THE EXERCISE: Set each entry down verbatim, omitting images.

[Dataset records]
* * * * * * * * *
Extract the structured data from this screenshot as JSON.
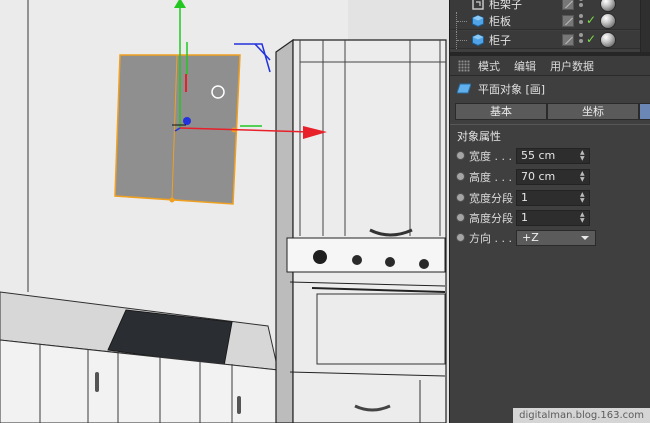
{
  "objects": [
    {
      "name": "柜架子",
      "icon": "object-icon"
    },
    {
      "name": "柜板",
      "icon": "cube-icon"
    },
    {
      "name": "柜子",
      "icon": "cube-icon"
    }
  ],
  "menu": {
    "items": [
      "模式",
      "编辑",
      "用户数据"
    ]
  },
  "object_header": {
    "title": "平面对象 [画]",
    "icon": "plane-object-icon"
  },
  "tabs": [
    {
      "label": "基本",
      "active": false
    },
    {
      "label": "坐标",
      "active": false
    },
    {
      "label": "",
      "active": true
    }
  ],
  "section": {
    "title": "对象属性"
  },
  "properties": {
    "width": {
      "label": "宽度 . . .",
      "value": "55 cm"
    },
    "height": {
      "label": "高度 . . .",
      "value": "70 cm"
    },
    "width_seg": {
      "label": "宽度分段",
      "value": "1"
    },
    "height_seg": {
      "label": "高度分段",
      "value": "1"
    },
    "direction": {
      "label": "方向 . . .",
      "value": "+Z"
    }
  },
  "watermark": "digitalman.blog.163.com",
  "colors": {
    "panel_bg": "#3f3f3f",
    "tab_active": "#6a87b5",
    "check_green": "#7fdc4a",
    "axis_x": "#e8202a",
    "axis_y": "#22c722",
    "axis_z": "#2233dd",
    "selection_orange": "#f0a020",
    "plane_fill": "#8f8f8f"
  }
}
* * * * * * * * *
COMPLETE RESPONSE:
Extract the structured data from this screenshot as JSON.
{
  "objects": [
    {
      "name": "柜架子",
      "icon": "object-icon"
    },
    {
      "name": "柜板",
      "icon": "cube-icon"
    },
    {
      "name": "柜子",
      "icon": "cube-icon"
    }
  ],
  "menu": {
    "items": [
      "模式",
      "编辑",
      "用户数据"
    ]
  },
  "object_header": {
    "title": "平面对象 [画]",
    "icon": "plane-object-icon"
  },
  "tabs": [
    {
      "label": "基本",
      "active": false
    },
    {
      "label": "坐标",
      "active": false
    },
    {
      "label": "",
      "active": true
    }
  ],
  "section": {
    "title": "对象属性"
  },
  "properties": {
    "width": {
      "label": "宽度 . . .",
      "value": "55 cm"
    },
    "height": {
      "label": "高度 . . .",
      "value": "70 cm"
    },
    "width_seg": {
      "label": "宽度分段",
      "value": "1"
    },
    "height_seg": {
      "label": "高度分段",
      "value": "1"
    },
    "direction": {
      "label": "方向 . . .",
      "value": "+Z"
    }
  },
  "watermark": "digitalman.blog.163.com",
  "colors": {
    "panel_bg": "#3f3f3f",
    "tab_active": "#6a87b5",
    "check_green": "#7fdc4a",
    "axis_x": "#e8202a",
    "axis_y": "#22c722",
    "axis_z": "#2233dd",
    "selection_orange": "#f0a020",
    "plane_fill": "#8f8f8f"
  }
}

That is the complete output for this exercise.